> [Written instruction]
Across the entries, how many lines have the string "subtitle" in them? Reply with only a number.

[Data listing]

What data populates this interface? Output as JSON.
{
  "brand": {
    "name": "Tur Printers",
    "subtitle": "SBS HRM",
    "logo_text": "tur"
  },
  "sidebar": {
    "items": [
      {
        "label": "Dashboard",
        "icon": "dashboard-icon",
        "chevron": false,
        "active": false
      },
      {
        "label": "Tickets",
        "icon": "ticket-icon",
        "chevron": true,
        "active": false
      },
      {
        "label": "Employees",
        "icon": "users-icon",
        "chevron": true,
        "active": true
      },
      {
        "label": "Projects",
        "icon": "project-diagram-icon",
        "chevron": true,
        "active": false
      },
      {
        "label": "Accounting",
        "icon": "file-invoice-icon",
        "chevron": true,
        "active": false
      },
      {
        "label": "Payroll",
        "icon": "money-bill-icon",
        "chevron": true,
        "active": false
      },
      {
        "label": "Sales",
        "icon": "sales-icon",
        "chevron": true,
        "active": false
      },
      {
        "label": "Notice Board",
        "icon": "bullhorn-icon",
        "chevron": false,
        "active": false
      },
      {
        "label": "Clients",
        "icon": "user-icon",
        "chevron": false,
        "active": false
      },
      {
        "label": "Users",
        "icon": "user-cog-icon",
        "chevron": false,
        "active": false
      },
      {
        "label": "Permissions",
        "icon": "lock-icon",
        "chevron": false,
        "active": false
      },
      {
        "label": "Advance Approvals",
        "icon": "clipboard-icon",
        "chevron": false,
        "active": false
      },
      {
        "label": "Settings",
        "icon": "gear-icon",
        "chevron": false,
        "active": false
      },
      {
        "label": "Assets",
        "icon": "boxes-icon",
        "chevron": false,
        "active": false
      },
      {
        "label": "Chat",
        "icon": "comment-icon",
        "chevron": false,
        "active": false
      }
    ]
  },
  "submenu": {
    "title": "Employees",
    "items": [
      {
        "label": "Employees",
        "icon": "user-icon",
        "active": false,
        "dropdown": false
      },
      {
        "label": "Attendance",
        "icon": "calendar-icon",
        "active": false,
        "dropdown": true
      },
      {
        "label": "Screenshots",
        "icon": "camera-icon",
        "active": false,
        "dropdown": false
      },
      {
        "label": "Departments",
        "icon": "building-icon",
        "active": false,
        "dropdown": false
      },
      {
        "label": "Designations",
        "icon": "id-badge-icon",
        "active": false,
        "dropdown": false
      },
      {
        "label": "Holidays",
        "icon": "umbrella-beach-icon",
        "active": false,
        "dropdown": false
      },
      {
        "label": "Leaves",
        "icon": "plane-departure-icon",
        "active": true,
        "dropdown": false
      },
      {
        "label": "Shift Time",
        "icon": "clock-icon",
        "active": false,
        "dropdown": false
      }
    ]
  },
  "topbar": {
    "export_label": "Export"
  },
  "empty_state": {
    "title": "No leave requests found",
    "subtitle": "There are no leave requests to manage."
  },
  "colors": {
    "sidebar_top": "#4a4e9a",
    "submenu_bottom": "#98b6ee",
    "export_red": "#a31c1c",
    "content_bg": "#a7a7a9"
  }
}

> [Completed task]
2